[Items]:
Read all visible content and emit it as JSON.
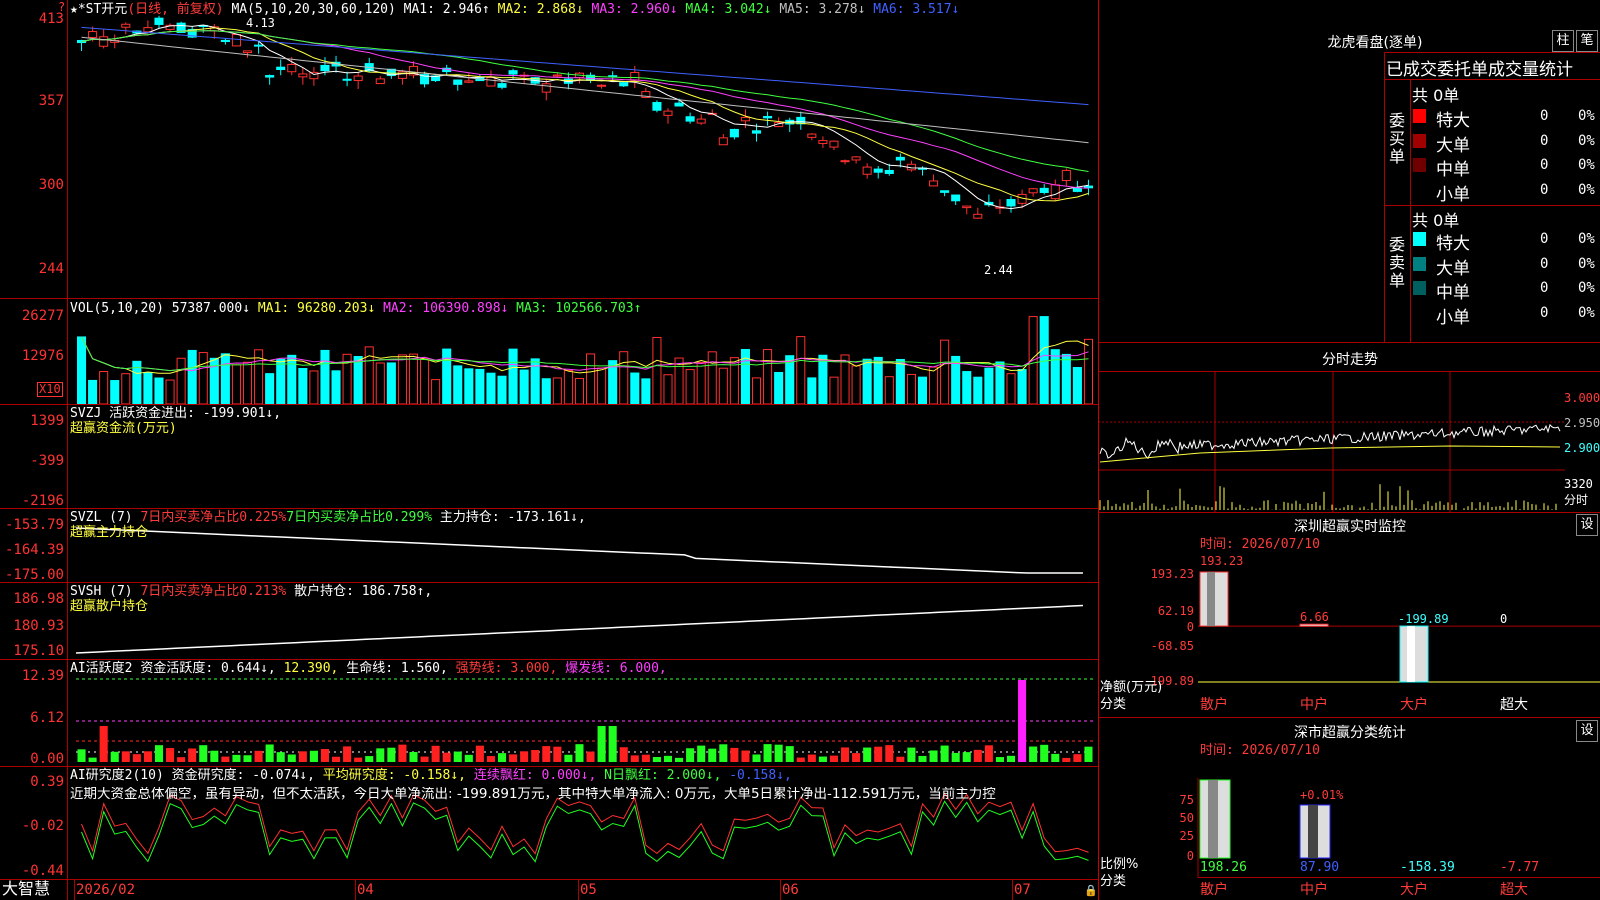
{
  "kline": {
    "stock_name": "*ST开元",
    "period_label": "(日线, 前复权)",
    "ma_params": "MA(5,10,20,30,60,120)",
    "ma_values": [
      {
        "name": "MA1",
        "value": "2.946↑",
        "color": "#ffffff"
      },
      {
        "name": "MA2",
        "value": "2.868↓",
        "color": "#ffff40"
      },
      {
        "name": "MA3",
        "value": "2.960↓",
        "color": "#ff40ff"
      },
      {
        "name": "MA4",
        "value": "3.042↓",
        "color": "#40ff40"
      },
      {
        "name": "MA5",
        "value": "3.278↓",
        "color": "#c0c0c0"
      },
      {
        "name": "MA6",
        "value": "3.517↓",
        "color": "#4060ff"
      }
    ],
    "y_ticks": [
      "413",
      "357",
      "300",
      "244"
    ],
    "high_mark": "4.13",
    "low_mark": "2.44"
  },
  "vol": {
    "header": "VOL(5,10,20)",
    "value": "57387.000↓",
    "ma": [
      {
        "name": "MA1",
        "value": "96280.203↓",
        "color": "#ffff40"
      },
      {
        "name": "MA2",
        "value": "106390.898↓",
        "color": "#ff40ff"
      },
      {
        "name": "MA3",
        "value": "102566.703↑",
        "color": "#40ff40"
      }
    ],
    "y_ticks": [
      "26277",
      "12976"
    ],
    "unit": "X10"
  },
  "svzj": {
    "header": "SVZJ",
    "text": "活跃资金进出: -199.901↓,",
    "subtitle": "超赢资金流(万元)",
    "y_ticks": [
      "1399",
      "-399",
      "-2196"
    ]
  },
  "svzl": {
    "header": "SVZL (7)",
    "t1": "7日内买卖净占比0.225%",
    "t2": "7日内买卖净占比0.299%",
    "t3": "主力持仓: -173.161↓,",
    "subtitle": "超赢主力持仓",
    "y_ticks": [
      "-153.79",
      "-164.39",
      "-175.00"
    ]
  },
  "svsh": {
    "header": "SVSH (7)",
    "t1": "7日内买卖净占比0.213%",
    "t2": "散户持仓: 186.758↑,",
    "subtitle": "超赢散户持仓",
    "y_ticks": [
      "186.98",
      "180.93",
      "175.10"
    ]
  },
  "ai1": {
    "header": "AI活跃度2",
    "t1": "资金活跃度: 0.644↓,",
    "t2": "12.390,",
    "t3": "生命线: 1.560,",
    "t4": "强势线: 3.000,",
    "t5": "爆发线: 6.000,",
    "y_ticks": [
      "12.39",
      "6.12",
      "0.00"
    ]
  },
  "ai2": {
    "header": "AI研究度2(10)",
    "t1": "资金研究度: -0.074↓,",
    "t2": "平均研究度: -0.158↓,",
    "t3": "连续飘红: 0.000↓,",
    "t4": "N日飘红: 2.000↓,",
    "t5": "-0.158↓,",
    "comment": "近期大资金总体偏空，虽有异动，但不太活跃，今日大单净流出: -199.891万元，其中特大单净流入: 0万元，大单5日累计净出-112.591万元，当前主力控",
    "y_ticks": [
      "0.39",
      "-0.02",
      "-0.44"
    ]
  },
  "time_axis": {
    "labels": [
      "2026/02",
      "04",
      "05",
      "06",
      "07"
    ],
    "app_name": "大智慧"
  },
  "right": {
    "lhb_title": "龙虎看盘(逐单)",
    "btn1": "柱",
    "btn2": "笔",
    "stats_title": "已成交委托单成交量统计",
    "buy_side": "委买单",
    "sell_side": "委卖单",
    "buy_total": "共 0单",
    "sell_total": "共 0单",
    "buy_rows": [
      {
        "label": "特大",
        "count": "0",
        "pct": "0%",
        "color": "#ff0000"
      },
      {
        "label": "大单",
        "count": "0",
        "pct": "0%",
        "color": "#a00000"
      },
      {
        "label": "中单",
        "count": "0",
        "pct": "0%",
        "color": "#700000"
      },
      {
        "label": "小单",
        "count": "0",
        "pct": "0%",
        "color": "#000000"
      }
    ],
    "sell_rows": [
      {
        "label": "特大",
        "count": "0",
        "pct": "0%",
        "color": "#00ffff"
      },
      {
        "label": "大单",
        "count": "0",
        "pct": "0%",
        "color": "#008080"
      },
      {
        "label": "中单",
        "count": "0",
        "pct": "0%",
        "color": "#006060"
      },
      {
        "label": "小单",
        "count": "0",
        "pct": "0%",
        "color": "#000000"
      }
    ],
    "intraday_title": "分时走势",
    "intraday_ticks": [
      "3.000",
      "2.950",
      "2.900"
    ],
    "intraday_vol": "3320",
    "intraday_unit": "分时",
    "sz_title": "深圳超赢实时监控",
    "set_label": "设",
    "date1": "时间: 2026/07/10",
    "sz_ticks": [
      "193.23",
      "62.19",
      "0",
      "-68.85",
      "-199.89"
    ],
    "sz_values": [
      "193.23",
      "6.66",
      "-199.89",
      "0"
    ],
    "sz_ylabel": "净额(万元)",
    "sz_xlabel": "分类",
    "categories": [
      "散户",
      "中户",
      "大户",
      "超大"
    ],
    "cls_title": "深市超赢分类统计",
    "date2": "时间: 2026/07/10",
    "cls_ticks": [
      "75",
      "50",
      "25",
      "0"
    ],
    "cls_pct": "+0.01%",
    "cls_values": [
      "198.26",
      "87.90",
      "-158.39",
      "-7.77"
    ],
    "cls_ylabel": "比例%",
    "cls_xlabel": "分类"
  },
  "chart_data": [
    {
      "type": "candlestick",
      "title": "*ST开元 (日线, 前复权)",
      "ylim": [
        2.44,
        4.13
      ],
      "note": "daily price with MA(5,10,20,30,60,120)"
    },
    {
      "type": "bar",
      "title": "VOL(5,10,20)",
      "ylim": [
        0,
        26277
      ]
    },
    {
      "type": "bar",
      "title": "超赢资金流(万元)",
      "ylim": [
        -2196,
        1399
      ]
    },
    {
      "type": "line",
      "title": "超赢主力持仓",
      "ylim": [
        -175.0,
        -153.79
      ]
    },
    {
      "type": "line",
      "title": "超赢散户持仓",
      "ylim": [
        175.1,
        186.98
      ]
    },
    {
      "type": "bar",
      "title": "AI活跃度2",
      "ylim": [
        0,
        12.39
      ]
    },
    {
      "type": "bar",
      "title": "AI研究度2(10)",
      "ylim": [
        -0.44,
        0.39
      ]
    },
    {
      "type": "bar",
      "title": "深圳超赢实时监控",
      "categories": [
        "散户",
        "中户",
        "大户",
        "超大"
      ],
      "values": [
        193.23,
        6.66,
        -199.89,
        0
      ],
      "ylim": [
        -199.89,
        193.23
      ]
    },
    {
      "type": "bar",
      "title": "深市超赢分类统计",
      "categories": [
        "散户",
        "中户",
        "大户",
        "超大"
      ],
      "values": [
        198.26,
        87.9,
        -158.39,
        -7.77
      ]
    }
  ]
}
* * *
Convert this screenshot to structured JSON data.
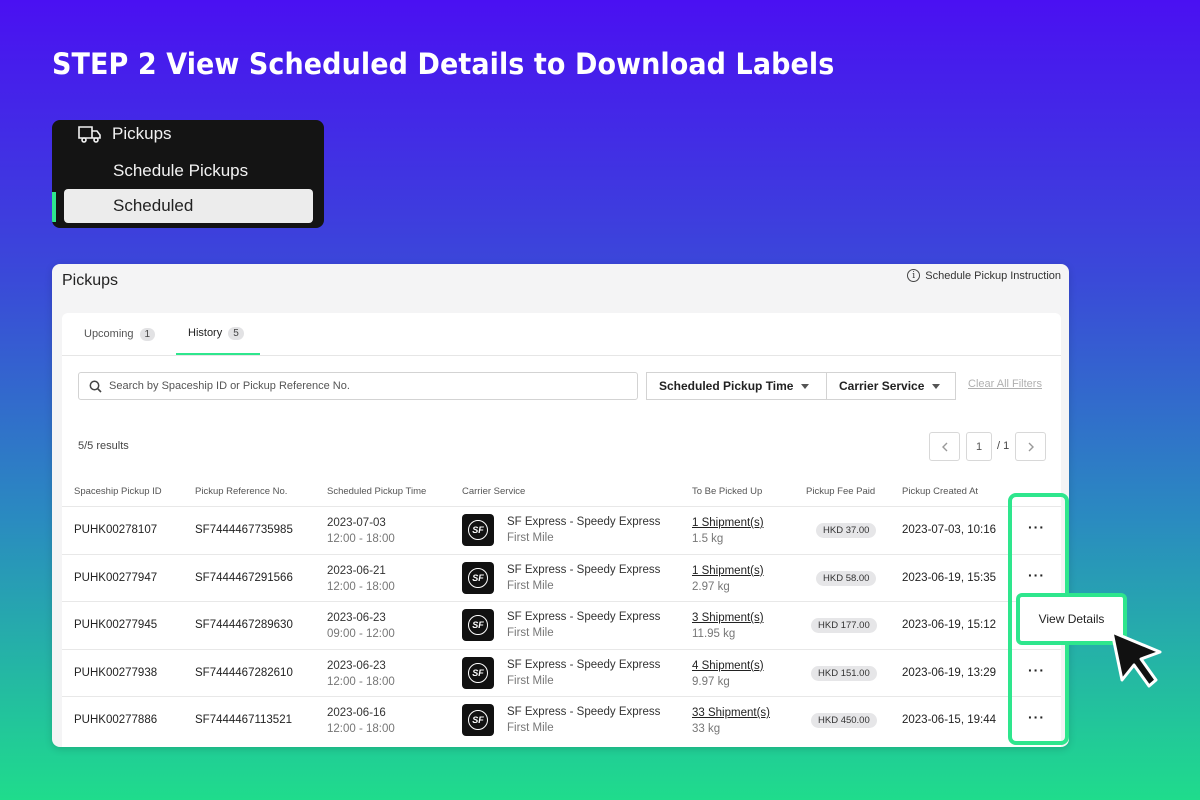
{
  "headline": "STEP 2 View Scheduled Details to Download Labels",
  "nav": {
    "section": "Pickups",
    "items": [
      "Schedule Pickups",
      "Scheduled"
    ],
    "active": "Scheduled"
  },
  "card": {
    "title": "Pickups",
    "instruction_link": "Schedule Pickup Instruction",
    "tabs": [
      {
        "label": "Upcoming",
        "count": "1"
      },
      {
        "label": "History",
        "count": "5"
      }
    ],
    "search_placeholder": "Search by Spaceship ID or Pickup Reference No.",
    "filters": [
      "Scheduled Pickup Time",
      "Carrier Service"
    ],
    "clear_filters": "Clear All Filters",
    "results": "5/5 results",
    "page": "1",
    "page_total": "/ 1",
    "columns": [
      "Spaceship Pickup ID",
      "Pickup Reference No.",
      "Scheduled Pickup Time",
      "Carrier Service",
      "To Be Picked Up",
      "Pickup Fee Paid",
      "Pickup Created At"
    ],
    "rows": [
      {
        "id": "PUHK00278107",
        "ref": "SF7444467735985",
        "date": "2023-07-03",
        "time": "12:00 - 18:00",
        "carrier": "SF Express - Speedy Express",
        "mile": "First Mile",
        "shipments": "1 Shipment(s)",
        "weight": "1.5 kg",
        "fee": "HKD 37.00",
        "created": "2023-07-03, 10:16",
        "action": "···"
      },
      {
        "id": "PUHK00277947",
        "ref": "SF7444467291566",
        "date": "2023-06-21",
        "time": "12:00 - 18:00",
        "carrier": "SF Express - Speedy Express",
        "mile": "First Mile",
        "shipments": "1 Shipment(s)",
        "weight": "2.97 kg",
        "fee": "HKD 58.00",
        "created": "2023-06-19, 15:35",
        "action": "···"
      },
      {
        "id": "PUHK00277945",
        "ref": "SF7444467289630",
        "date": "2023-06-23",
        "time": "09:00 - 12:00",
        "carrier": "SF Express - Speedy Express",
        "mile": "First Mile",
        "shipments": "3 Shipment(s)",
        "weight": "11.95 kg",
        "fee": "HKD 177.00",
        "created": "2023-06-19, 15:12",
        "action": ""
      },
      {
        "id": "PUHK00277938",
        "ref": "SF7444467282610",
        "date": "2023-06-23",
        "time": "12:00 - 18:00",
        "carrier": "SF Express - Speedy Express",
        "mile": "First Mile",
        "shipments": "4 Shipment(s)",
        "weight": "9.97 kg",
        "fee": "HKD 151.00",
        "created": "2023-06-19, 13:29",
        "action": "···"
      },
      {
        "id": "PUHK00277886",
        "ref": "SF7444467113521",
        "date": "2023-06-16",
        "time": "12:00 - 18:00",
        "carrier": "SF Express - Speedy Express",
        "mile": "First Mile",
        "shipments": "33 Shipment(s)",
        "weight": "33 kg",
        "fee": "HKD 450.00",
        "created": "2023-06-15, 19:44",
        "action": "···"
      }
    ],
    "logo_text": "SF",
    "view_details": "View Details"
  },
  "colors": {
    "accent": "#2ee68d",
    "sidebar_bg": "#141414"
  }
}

[Your task]: Report every line in the data above in which the word "weight" appears.

[Solution for this problem]:
        "weight": "1.5 kg",
        "weight": "2.97 kg",
        "weight": "11.95 kg",
        "weight": "9.97 kg",
        "weight": "33 kg",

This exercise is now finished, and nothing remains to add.